» **WHAT NEEDS TO BE DONE**: Below are records to repeat exactly. Omit the pictures from the copy.

» **DATASET CONTENT**:
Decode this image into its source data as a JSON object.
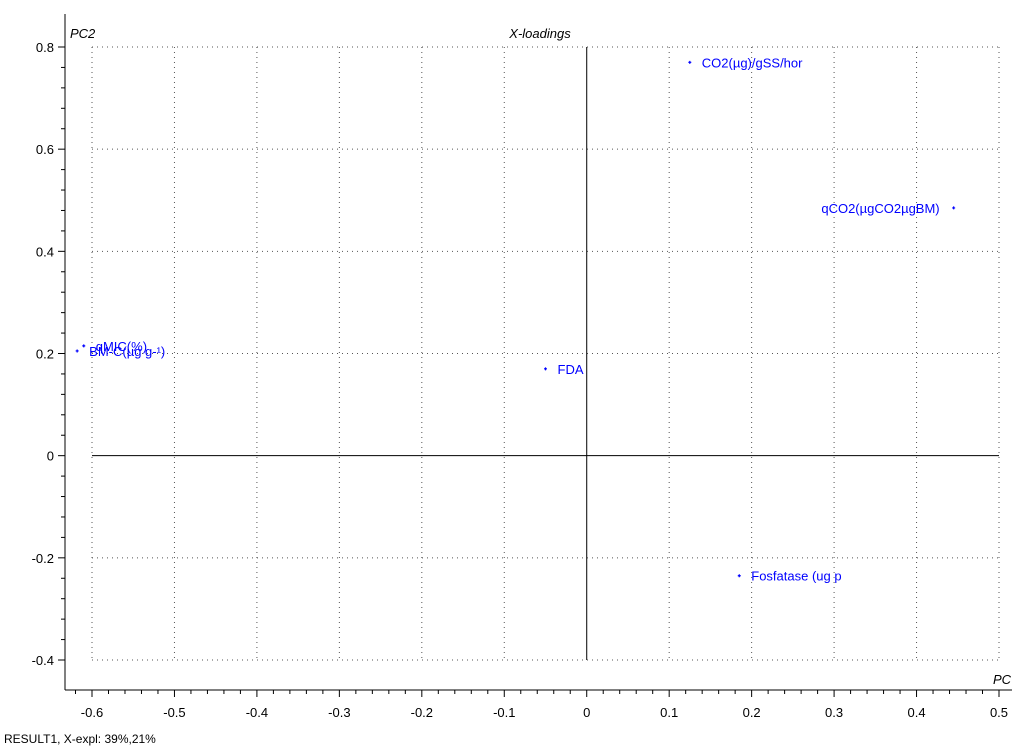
{
  "chart_data": {
    "type": "scatter",
    "title": "X-loadings",
    "xlabel": "PC",
    "ylabel": "PC2",
    "xlim": [
      -0.6,
      0.5
    ],
    "ylim": [
      -0.4,
      0.8
    ],
    "x_ticks": [
      "-0.6",
      "-0.5",
      "-0.4",
      "-0.3",
      "-0.2",
      "-0.1",
      "0",
      "0.1",
      "0.2",
      "0.3",
      "0.4",
      "0.5"
    ],
    "y_ticks": [
      "0.8",
      "0.6",
      "0.4",
      "0.2",
      "0",
      "-0.2",
      "-0.4"
    ],
    "grid": true,
    "point_color": "#0000ff",
    "points": [
      {
        "label": "CO2(µg)/gSS/hor",
        "x": 0.125,
        "y": 0.77
      },
      {
        "label": "qCO2(µgCO2µgBM)",
        "x": 0.445,
        "y": 0.485
      },
      {
        "label": "qMIC(%)",
        "x": -0.61,
        "y": 0.215
      },
      {
        "label": "BM-C(µg g-¹)",
        "x": -0.618,
        "y": 0.205
      },
      {
        "label": "FDA",
        "x": -0.05,
        "y": 0.17
      },
      {
        "label": "Fosfatase (ug p",
        "x": 0.185,
        "y": -0.235
      }
    ]
  },
  "footer": "RESULT1, X-expl: 39%,21%"
}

» **THE COMPLETED TASK**:
Decode this image into its source data as a JSON object.
{
  "chart_data": {
    "type": "scatter",
    "title": "X-loadings",
    "xlabel": "PC",
    "ylabel": "PC2",
    "xlim": [
      -0.6,
      0.5
    ],
    "ylim": [
      -0.4,
      0.8
    ],
    "x_ticks": [
      "-0.6",
      "-0.5",
      "-0.4",
      "-0.3",
      "-0.2",
      "-0.1",
      "0",
      "0.1",
      "0.2",
      "0.3",
      "0.4",
      "0.5"
    ],
    "y_ticks": [
      "0.8",
      "0.6",
      "0.4",
      "0.2",
      "0",
      "-0.2",
      "-0.4"
    ],
    "grid": true,
    "point_color": "#0000ff",
    "points": [
      {
        "label": "CO2(µg)/gSS/hor",
        "x": 0.125,
        "y": 0.77
      },
      {
        "label": "qCO2(µgCO2µgBM)",
        "x": 0.445,
        "y": 0.485
      },
      {
        "label": "qMIC(%)",
        "x": -0.61,
        "y": 0.215
      },
      {
        "label": "BM-C(µg g-¹)",
        "x": -0.618,
        "y": 0.205
      },
      {
        "label": "FDA",
        "x": -0.05,
        "y": 0.17
      },
      {
        "label": "Fosfatase (ug p",
        "x": 0.185,
        "y": -0.235
      }
    ]
  },
  "footer": "RESULT1, X-expl: 39%,21%"
}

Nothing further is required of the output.